Data records:
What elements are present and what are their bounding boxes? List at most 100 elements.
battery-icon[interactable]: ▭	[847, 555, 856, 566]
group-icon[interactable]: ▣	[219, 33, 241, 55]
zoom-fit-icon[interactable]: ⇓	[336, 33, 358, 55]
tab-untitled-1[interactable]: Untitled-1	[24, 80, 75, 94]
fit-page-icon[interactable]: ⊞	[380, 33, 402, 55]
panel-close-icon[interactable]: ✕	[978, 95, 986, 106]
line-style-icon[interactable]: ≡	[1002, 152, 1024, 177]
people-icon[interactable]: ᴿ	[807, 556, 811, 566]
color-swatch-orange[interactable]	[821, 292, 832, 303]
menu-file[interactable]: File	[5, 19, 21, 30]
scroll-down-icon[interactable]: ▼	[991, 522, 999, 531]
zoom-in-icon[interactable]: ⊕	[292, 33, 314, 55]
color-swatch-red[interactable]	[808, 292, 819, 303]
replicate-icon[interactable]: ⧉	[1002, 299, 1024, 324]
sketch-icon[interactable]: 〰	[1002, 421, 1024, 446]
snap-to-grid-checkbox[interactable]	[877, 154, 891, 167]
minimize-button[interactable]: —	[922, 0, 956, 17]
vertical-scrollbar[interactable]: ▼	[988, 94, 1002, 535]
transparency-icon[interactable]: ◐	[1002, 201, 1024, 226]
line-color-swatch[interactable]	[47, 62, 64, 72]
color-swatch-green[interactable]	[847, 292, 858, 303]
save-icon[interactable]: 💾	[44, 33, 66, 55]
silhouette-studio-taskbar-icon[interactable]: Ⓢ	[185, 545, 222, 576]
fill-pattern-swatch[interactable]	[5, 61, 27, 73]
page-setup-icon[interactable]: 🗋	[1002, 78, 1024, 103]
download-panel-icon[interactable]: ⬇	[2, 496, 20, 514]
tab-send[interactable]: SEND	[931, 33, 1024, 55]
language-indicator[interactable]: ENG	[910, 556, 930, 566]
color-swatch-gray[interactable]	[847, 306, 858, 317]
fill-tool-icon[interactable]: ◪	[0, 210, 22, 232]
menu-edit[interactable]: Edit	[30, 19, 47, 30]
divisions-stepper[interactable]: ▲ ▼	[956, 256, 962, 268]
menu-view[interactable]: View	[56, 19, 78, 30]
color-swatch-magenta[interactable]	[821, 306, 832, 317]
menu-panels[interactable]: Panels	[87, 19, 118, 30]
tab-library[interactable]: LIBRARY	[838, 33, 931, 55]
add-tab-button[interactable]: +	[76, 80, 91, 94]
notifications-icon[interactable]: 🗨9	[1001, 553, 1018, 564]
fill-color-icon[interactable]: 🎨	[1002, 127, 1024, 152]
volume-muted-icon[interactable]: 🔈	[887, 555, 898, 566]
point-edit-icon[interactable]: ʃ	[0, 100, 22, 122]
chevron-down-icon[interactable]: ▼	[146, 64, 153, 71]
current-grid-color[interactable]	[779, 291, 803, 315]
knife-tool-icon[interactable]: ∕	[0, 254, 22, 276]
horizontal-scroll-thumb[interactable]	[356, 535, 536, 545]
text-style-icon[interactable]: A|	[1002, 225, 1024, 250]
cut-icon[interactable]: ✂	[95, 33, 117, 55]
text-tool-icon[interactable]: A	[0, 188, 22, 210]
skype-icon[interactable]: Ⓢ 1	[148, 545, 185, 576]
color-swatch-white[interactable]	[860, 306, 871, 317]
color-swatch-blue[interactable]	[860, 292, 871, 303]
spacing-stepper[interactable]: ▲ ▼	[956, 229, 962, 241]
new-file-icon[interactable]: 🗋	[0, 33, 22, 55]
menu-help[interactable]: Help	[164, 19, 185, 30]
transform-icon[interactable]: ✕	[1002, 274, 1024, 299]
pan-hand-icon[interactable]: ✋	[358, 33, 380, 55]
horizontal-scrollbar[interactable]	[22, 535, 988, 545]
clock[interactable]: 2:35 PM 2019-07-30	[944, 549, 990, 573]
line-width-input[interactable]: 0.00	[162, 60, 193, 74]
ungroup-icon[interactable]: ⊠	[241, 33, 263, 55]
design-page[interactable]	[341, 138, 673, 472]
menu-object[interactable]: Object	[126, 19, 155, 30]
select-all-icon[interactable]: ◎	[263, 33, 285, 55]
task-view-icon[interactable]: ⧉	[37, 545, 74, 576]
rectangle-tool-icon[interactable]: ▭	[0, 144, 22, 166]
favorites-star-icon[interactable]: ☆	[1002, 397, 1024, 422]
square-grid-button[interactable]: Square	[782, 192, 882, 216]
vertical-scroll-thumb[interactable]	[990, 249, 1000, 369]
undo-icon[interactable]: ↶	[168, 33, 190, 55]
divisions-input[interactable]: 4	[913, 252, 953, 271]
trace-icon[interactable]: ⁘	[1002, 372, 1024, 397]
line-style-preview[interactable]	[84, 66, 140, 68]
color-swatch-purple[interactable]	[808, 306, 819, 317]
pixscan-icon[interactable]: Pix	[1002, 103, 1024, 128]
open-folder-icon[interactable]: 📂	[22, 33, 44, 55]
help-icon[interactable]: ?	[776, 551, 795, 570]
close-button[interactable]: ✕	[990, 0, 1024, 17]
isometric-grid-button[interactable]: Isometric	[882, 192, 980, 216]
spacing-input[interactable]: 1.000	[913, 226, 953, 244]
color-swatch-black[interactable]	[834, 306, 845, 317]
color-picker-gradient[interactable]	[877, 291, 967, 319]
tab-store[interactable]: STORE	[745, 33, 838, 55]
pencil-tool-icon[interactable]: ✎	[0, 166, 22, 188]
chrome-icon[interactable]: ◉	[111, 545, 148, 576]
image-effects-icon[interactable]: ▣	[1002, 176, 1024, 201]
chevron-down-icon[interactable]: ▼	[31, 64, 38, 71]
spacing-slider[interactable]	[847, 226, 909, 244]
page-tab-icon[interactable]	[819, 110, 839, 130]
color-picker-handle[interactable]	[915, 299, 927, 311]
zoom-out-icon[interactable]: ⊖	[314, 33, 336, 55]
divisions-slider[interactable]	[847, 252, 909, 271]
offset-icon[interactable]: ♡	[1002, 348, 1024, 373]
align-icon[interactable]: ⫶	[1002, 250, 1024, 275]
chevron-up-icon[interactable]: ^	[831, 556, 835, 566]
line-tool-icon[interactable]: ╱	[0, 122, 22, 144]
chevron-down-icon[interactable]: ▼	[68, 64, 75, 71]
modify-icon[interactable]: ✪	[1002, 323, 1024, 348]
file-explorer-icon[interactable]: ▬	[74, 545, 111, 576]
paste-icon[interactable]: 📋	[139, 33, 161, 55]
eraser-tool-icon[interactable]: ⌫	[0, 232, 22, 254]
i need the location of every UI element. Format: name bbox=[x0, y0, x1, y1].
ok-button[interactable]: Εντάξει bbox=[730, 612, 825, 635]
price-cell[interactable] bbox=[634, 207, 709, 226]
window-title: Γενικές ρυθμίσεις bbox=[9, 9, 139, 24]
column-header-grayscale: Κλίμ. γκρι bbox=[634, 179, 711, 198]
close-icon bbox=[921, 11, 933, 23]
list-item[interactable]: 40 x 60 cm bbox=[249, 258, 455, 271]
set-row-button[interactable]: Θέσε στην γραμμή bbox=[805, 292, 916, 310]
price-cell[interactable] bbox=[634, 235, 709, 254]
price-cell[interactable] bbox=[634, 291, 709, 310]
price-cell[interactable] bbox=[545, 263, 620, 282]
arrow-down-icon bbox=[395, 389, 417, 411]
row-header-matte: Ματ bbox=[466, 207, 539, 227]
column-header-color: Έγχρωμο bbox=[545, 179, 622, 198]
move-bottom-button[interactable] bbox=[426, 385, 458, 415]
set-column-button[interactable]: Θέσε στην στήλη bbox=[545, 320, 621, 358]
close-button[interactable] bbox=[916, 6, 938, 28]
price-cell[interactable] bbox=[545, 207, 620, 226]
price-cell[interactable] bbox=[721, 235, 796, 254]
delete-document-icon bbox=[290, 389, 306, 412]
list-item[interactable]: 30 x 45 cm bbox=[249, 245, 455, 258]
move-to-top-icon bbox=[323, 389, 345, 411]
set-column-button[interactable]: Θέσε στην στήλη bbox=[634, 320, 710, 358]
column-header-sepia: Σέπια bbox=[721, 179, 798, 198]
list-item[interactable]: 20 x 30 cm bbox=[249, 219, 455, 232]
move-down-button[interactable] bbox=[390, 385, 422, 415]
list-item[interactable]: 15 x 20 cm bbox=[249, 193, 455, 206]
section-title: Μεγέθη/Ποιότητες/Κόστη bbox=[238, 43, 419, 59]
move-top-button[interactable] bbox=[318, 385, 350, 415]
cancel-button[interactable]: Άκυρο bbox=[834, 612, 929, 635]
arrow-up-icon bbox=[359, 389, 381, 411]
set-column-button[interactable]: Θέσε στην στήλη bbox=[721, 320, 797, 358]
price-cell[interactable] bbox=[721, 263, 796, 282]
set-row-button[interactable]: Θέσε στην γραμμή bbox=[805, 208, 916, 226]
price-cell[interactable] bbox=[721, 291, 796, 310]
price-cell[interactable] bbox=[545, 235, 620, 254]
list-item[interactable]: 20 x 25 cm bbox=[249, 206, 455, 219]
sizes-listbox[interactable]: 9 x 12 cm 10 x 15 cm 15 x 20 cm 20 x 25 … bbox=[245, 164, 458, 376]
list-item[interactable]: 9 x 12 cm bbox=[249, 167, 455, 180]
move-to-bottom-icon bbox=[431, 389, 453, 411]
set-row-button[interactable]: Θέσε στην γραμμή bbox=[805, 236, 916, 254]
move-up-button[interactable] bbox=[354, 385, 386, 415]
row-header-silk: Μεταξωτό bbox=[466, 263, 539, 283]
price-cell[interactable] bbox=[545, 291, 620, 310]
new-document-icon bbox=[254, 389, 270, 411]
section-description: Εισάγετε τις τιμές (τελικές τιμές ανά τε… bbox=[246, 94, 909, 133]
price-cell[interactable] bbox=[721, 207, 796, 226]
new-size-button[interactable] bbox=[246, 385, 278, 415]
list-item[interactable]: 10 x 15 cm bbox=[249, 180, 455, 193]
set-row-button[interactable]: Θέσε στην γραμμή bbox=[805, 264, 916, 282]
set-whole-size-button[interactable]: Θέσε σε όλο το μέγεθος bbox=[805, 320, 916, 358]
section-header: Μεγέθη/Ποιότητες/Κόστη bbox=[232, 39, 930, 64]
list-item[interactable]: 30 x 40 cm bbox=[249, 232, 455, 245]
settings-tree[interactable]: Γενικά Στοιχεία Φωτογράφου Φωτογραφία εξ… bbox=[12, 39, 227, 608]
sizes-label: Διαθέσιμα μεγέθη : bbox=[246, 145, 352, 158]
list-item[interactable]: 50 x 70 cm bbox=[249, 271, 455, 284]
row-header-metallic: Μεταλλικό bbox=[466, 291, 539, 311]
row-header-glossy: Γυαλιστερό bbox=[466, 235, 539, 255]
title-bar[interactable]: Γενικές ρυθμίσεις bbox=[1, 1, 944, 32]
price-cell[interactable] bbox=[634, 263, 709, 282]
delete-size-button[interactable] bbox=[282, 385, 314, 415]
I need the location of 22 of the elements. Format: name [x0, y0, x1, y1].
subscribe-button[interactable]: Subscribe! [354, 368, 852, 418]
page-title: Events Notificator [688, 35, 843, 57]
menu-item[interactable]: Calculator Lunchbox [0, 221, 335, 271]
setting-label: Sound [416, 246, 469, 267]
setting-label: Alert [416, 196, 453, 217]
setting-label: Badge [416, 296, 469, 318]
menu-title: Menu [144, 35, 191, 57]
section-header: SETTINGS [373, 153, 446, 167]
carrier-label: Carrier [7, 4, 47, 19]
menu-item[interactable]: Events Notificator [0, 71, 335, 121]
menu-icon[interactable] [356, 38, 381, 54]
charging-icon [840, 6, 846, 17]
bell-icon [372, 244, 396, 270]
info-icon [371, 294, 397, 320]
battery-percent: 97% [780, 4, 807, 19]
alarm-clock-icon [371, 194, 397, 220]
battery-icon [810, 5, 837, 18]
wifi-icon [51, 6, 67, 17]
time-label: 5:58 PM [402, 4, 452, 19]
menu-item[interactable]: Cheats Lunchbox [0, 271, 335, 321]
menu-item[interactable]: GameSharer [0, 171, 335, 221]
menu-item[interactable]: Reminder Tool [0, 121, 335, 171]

__Objective__.
Reproduce the listing line for line, from its first line through the line containing "555, 898, 566]", both included.

__Response to this exercise__.
What elements are present and what are their bounding boxes? List at most 100 elements.
battery-icon[interactable]: ▭	[847, 555, 856, 566]
group-icon[interactable]: ▣	[219, 33, 241, 55]
zoom-fit-icon[interactable]: ⇓	[336, 33, 358, 55]
tab-untitled-1[interactable]: Untitled-1	[24, 80, 75, 94]
fit-page-icon[interactable]: ⊞	[380, 33, 402, 55]
panel-close-icon[interactable]: ✕	[978, 95, 986, 106]
line-style-icon[interactable]: ≡	[1002, 152, 1024, 177]
people-icon[interactable]: ᴿ	[807, 556, 811, 566]
color-swatch-orange[interactable]	[821, 292, 832, 303]
menu-file[interactable]: File	[5, 19, 21, 30]
scroll-down-icon[interactable]: ▼	[991, 522, 999, 531]
zoom-in-icon[interactable]: ⊕	[292, 33, 314, 55]
color-swatch-red[interactable]	[808, 292, 819, 303]
replicate-icon[interactable]: ⧉	[1002, 299, 1024, 324]
sketch-icon[interactable]: 〰	[1002, 421, 1024, 446]
snap-to-grid-checkbox[interactable]	[877, 154, 891, 167]
minimize-button[interactable]: —	[922, 0, 956, 17]
vertical-scrollbar[interactable]: ▼	[988, 94, 1002, 535]
transparency-icon[interactable]: ◐	[1002, 201, 1024, 226]
line-color-swatch[interactable]	[47, 62, 64, 72]
color-swatch-green[interactable]	[847, 292, 858, 303]
save-icon[interactable]: 💾	[44, 33, 66, 55]
silhouette-studio-taskbar-icon[interactable]: Ⓢ	[185, 545, 222, 576]
fill-pattern-swatch[interactable]	[5, 61, 27, 73]
page-setup-icon[interactable]: 🗋	[1002, 78, 1024, 103]
download-panel-icon[interactable]: ⬇	[2, 496, 20, 514]
tab-send[interactable]: SEND	[931, 33, 1024, 55]
language-indicator[interactable]: ENG	[910, 556, 930, 566]
color-swatch-gray[interactable]	[847, 306, 858, 317]
fill-tool-icon[interactable]: ◪	[0, 210, 22, 232]
menu-edit[interactable]: Edit	[30, 19, 47, 30]
divisions-stepper[interactable]: ▲ ▼	[956, 256, 962, 268]
menu-view[interactable]: View	[56, 19, 78, 30]
color-swatch-magenta[interactable]	[821, 306, 832, 317]
menu-panels[interactable]: Panels	[87, 19, 118, 30]
tab-library[interactable]: LIBRARY	[838, 33, 931, 55]
add-tab-button[interactable]: +	[76, 80, 91, 94]
notifications-icon[interactable]: 🗨9	[1001, 553, 1018, 564]
fill-color-icon[interactable]: 🎨	[1002, 127, 1024, 152]
volume-muted-icon[interactable]: 🔈	[887, 555, 898, 566]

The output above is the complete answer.